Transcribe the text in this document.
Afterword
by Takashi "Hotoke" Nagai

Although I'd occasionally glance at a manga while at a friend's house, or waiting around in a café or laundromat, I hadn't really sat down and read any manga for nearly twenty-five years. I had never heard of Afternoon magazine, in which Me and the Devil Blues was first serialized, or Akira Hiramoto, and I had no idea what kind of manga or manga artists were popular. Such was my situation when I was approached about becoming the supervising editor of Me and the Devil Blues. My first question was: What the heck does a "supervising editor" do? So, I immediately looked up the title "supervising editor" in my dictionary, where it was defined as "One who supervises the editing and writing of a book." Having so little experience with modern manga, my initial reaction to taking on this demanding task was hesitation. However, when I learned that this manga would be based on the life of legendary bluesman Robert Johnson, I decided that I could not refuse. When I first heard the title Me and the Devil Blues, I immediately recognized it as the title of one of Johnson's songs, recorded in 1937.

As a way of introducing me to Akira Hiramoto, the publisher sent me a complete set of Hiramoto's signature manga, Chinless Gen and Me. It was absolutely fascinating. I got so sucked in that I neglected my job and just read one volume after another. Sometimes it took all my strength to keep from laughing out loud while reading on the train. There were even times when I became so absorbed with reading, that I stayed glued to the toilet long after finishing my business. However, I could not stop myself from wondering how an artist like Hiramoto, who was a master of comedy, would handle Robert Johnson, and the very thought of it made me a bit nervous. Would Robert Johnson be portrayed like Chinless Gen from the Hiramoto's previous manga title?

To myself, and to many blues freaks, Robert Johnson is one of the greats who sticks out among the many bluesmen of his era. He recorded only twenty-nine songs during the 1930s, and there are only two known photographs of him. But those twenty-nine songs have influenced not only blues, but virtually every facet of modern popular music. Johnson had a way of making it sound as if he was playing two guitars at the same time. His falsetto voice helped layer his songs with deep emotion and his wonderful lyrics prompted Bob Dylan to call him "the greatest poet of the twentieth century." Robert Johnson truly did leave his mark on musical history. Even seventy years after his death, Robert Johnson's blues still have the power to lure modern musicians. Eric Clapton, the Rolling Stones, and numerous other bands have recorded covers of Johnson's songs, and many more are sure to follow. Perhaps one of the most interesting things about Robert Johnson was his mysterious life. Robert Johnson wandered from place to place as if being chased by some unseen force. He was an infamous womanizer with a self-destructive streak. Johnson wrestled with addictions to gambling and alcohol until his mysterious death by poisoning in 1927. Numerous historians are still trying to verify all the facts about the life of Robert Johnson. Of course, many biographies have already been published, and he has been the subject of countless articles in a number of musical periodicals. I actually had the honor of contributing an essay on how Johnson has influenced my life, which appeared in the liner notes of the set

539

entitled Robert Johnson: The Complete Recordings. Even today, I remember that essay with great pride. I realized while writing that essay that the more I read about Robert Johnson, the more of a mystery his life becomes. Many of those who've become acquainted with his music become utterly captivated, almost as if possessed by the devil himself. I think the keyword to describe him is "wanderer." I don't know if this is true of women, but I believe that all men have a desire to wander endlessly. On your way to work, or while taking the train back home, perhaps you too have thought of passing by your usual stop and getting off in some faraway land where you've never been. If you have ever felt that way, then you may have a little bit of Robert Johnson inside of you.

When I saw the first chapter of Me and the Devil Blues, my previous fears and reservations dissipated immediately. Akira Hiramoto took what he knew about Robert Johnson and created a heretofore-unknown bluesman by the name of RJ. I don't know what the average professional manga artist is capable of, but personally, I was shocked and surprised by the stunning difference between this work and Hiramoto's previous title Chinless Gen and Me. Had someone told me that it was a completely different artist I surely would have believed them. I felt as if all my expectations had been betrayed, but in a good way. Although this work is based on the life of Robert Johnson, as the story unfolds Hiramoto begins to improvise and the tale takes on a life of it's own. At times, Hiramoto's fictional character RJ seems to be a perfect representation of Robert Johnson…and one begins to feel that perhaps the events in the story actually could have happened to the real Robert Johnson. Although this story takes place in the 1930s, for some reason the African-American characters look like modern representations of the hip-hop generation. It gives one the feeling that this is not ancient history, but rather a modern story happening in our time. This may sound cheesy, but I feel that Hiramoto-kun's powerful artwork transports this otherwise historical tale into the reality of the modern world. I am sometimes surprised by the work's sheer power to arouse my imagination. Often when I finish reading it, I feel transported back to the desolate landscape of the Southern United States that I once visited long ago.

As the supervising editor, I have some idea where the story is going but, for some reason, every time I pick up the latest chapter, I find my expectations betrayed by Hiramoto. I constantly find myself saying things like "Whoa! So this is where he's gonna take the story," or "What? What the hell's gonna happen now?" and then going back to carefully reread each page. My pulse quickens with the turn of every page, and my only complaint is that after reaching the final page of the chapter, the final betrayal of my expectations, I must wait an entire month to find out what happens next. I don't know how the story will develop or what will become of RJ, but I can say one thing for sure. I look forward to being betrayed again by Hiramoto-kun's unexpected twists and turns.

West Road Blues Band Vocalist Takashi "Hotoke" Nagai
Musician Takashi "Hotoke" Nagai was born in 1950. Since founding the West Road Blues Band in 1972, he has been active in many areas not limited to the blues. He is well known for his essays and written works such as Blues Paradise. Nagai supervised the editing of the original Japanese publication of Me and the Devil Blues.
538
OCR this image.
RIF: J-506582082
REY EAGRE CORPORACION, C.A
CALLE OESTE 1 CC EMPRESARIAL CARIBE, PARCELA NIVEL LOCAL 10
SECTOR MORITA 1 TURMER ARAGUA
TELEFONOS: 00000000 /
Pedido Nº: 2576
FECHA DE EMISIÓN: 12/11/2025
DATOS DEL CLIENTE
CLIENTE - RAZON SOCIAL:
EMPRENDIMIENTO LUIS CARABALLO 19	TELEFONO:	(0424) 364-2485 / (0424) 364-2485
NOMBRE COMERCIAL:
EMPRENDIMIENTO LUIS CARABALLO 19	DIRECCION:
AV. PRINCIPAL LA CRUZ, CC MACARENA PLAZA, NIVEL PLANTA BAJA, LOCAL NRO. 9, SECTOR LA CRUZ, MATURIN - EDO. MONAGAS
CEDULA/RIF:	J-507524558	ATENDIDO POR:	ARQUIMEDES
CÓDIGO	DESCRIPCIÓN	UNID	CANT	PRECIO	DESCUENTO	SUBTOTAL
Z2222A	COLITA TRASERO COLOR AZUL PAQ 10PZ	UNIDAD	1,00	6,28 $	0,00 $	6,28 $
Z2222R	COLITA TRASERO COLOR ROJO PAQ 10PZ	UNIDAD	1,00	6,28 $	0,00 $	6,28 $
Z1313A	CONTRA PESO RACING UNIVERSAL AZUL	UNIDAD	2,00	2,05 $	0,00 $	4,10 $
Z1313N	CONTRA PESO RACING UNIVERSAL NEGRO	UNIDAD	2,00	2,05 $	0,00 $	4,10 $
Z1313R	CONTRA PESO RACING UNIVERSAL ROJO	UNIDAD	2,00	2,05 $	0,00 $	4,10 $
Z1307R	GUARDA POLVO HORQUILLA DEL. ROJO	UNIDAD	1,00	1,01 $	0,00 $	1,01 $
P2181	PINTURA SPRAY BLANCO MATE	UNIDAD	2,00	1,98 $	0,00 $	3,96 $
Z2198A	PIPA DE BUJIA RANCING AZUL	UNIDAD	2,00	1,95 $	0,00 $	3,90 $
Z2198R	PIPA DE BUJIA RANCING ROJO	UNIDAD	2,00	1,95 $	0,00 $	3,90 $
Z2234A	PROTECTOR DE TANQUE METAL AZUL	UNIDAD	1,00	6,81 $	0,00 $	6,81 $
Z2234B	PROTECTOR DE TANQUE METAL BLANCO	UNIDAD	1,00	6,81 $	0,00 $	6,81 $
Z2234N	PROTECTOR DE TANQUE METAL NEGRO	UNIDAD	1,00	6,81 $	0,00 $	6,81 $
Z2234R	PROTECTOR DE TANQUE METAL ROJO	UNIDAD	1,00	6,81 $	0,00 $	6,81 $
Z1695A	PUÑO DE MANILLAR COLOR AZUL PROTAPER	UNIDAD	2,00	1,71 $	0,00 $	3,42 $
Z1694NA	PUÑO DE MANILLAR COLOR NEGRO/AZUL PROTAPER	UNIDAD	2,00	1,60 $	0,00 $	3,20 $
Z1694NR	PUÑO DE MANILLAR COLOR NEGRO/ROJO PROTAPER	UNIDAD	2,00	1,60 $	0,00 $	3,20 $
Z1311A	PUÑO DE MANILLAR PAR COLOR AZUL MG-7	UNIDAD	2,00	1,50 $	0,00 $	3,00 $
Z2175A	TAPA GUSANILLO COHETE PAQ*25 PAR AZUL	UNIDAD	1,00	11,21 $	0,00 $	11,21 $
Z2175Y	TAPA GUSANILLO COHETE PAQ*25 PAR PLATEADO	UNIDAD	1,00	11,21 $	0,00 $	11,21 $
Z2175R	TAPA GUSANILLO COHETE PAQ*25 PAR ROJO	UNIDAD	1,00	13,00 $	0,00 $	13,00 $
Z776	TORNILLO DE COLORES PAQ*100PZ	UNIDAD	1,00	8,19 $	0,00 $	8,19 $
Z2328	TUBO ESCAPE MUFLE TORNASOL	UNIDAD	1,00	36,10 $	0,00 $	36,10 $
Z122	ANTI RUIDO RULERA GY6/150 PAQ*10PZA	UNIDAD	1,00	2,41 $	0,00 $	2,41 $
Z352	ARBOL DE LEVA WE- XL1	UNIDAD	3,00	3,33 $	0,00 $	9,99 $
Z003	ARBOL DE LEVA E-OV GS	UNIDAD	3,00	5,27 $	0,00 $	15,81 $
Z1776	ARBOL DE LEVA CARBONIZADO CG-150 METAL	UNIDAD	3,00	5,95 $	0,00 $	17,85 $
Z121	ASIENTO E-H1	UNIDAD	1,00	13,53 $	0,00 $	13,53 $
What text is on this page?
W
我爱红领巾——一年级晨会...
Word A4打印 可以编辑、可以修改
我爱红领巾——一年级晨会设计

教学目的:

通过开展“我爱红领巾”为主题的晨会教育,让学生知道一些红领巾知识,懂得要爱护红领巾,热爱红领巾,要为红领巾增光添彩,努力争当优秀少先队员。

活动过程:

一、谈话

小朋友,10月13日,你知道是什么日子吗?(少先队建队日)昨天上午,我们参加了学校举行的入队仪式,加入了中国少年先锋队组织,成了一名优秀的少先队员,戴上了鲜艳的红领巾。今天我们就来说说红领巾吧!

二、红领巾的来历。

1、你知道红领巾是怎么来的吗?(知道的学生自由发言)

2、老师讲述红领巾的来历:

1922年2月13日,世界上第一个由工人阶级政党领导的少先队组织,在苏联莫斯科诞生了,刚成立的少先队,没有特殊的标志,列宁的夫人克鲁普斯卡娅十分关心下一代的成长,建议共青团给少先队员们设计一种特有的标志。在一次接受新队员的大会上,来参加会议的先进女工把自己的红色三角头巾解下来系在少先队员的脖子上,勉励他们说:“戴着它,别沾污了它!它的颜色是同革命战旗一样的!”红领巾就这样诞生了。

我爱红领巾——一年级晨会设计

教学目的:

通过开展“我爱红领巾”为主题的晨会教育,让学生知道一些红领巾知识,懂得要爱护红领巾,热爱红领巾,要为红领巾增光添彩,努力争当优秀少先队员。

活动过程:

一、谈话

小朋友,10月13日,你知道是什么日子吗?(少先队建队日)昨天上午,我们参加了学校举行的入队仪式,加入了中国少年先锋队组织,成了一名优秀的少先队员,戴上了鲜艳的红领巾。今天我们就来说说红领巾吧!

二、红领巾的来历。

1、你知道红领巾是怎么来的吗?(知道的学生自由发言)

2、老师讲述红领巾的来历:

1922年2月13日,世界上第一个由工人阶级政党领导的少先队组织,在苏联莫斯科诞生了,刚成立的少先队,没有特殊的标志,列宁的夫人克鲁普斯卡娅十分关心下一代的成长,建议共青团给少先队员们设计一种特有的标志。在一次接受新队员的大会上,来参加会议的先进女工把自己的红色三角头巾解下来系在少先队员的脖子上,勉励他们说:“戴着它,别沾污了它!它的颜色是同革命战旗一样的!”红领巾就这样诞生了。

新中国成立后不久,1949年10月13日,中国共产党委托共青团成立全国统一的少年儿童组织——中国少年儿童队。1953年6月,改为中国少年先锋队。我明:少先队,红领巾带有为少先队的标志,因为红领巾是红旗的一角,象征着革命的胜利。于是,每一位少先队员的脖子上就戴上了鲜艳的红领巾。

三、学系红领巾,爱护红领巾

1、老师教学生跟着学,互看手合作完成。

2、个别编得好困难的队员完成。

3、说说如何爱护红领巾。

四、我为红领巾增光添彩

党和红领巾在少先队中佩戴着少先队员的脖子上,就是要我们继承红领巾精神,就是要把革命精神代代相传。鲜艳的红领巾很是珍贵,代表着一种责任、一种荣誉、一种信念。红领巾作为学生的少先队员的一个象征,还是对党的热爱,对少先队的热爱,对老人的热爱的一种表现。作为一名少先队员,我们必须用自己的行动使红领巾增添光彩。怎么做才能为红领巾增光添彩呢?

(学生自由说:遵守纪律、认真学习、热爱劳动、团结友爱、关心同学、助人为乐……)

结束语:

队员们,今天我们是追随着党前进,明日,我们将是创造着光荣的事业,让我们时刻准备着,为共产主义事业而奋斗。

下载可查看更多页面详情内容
********************
Which lines contain the word "Nagai"? Copy each one.

by Takashi "Hotoke" Nagai
West Road Blues Band Vocalist Takashi "Hotoke" Nagai
Musician Takashi "Hotoke" Nagai was born in 1950. Since founding the West Road Blues Band in 1972, he has been active in many areas not limited to the blues. He is well known for his essays and written works such as Blues Paradise. Nagai supervised the editing of the original Japanese publication of Me and the Devil Blues.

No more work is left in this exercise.